_Text under study_.
One of the most well-known pieces of advice for good oral health states that cutting back on sugar can reduce the risk of cavities and gum disease. That is absolutely true, but limiting your intake of the sweet stuff can be challenging, especially if you enjoy candy, soda, and other goodies. Let’s talk about the specifics of how sugar impacts oral health in Colorado Springs. We’ll also provide some tips to help you enjoy sugar without endangering your smile.
How Sugar Affects the Teeth and Gums
Sugar by itself doesn’t do anything to your teeth and gums. However, it becomes a threat when it combines with bacteria in your mouth. The bacteria consume the sugar and begin to flourish. A biofilm, called plaque, then forms on the teeth. Plaque can weaken the tooth enamel and lead to cavities. If it is left on the teeth for too long, it can harden into tartar, which is impossible to remove with at-home oral hygiene tools. The bacteria that thrive on sugar can also infect the gum tissue, leading to gingivitis or periodontitis.
Sugar’s Indirect Impact on Oral Health
Overconsumption of sugar across a lengthy period of time can lead to a range of issues that adversely affect oral health. For example, a diet high in sugar and starches increases the risk of type 2 diabetes, which is strongly associated with gum disease. It can also contribute to a dry mouth, and a dry mouth is dangerous because without enough saliva to rinse away bacteria and food particles, the risk of cavities increases.

_Information provided_.
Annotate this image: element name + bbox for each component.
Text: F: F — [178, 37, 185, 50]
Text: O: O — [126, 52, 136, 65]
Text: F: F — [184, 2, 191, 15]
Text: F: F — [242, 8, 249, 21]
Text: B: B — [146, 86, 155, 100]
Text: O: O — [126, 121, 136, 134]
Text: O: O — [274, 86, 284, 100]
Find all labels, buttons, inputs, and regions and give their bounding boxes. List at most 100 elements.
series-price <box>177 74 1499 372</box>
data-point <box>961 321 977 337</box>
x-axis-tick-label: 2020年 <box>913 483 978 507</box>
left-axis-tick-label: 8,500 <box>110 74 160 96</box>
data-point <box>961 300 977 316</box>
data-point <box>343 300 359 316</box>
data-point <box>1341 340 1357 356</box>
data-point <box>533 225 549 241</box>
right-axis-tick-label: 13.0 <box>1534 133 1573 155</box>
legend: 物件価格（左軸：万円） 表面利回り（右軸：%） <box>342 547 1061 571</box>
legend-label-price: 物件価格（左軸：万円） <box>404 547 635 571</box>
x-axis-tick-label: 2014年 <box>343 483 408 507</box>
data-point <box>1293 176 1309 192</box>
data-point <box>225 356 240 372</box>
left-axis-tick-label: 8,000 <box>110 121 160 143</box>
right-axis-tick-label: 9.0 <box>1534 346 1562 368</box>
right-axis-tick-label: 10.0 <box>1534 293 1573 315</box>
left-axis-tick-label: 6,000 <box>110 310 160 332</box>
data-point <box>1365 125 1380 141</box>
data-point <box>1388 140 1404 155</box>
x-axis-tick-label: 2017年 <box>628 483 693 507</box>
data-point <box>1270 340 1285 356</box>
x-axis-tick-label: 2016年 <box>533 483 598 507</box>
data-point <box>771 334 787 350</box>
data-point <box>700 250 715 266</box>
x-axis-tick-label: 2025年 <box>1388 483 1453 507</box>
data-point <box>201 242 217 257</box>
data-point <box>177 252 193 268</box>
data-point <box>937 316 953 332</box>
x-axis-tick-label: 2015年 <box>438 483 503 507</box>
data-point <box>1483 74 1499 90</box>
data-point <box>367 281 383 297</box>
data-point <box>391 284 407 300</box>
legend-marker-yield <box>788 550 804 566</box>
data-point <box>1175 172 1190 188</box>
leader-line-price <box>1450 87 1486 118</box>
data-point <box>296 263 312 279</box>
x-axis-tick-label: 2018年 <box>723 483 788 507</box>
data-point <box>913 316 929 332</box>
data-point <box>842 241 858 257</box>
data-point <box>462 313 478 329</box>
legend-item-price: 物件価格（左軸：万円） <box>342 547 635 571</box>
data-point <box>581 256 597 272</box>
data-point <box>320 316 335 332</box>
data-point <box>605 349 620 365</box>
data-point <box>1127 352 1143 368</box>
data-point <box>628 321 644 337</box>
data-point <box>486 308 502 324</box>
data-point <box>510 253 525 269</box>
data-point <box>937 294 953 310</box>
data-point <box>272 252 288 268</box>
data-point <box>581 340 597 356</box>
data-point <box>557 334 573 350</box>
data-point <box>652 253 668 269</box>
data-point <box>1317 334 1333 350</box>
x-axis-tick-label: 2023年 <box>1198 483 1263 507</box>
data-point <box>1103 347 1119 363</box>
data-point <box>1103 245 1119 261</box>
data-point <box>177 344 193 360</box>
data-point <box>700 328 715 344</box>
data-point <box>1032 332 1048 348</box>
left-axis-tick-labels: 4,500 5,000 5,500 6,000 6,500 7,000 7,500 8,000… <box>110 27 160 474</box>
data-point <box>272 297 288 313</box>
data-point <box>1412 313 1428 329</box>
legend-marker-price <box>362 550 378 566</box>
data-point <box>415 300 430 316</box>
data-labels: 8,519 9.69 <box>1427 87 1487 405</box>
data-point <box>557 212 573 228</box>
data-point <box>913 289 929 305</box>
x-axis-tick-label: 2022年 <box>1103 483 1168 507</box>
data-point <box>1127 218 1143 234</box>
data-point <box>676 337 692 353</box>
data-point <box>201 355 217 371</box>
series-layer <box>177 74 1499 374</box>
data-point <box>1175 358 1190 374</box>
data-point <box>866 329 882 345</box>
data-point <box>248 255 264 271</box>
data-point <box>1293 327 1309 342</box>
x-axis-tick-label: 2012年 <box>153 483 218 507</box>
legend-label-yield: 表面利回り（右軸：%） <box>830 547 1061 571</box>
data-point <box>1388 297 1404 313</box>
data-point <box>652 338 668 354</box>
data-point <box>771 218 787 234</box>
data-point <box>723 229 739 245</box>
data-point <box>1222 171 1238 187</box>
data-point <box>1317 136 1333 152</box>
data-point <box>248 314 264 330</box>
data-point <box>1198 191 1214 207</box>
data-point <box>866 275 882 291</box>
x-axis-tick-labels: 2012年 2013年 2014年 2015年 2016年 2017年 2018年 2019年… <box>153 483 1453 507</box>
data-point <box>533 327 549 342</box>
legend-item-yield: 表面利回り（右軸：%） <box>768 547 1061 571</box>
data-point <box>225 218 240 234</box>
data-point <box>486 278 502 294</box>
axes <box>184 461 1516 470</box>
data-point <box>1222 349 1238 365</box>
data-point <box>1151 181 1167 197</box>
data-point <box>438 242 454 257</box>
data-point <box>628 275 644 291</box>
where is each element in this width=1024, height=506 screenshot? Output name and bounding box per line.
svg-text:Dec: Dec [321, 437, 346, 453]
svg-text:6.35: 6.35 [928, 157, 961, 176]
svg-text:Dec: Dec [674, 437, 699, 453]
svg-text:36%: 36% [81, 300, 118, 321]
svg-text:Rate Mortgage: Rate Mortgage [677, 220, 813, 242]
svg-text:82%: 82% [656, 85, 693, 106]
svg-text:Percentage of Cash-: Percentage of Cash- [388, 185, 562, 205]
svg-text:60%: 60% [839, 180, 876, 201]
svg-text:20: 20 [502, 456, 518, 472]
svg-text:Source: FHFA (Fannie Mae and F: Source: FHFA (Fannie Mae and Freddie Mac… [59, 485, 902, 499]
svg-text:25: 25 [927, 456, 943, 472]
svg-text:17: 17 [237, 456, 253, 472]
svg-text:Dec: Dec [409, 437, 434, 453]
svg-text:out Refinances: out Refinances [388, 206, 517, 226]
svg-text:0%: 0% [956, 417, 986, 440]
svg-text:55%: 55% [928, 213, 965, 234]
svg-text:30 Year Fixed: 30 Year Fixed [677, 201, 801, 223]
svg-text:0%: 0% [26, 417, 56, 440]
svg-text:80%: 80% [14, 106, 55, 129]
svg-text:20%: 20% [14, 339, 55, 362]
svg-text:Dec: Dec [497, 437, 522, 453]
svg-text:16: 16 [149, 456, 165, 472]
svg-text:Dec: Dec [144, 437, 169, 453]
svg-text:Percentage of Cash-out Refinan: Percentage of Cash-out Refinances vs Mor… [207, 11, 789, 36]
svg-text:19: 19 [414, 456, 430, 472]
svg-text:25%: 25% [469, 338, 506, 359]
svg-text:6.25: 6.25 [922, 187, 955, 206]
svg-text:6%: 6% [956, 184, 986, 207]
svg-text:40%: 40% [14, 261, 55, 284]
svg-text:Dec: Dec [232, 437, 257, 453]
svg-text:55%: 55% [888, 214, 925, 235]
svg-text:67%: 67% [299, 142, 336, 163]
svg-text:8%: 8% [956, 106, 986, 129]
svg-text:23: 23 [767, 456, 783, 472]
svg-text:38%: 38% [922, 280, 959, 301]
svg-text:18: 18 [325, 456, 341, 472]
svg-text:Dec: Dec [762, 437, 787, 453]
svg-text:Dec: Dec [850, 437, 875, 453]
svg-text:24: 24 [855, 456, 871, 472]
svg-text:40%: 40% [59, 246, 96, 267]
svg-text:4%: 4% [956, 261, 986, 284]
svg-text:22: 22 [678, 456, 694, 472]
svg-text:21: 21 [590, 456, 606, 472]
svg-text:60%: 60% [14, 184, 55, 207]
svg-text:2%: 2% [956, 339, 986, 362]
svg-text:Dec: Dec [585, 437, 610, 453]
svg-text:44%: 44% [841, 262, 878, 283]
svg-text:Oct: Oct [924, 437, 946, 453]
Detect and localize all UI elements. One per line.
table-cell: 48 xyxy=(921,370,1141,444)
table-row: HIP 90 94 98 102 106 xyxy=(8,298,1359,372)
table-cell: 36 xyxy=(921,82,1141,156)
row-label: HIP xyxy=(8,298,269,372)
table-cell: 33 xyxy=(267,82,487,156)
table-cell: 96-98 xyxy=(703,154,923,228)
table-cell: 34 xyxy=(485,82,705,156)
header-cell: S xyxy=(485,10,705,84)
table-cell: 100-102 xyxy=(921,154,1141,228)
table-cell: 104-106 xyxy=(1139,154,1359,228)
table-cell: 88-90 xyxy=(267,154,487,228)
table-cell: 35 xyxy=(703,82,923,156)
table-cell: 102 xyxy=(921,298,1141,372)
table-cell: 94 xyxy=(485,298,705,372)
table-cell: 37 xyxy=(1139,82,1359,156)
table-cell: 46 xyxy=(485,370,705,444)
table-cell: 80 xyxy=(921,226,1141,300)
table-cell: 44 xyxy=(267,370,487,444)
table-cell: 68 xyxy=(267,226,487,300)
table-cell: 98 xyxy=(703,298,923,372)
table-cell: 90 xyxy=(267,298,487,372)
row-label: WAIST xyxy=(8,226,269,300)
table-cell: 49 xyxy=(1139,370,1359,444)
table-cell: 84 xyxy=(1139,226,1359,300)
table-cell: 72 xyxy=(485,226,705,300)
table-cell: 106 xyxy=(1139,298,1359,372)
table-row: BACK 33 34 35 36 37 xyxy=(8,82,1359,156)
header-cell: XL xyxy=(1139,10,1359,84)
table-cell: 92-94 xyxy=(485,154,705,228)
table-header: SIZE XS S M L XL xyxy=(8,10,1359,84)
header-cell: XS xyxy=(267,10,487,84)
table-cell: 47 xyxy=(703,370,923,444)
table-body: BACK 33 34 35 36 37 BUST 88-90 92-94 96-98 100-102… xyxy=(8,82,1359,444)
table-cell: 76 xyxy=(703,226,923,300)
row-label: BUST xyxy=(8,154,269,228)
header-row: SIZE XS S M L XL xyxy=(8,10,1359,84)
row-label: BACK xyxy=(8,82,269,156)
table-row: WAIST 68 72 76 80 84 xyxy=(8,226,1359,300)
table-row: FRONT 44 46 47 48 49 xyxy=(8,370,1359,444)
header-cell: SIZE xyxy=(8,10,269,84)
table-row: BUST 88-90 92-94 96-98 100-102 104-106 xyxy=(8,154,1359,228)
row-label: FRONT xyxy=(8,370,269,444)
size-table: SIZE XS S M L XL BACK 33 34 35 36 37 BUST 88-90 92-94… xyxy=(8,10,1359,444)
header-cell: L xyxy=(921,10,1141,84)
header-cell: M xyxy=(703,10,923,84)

_Work order_. Reproduce the text on sugar and oral health word for word, from "Sugar’s Indirect Impact" to "of cavities increases.". The rows were taken from a separate source, unrelated to the text on sugar and oral health.

_Response to the exercise_.
Sugar’s Indirect Impact on Oral Health
Overconsumption of sugar across a lengthy period of time can lead to a range of issues that adversely affect oral health. For example, a diet high in sugar and starches increases the risk of type 2 diabetes, which is strongly associated with gum disease. It can also contribute to a dry mouth, and a dry mouth is dangerous because without enough saliva to rinse away bacteria and food particles, the risk of cavities increases.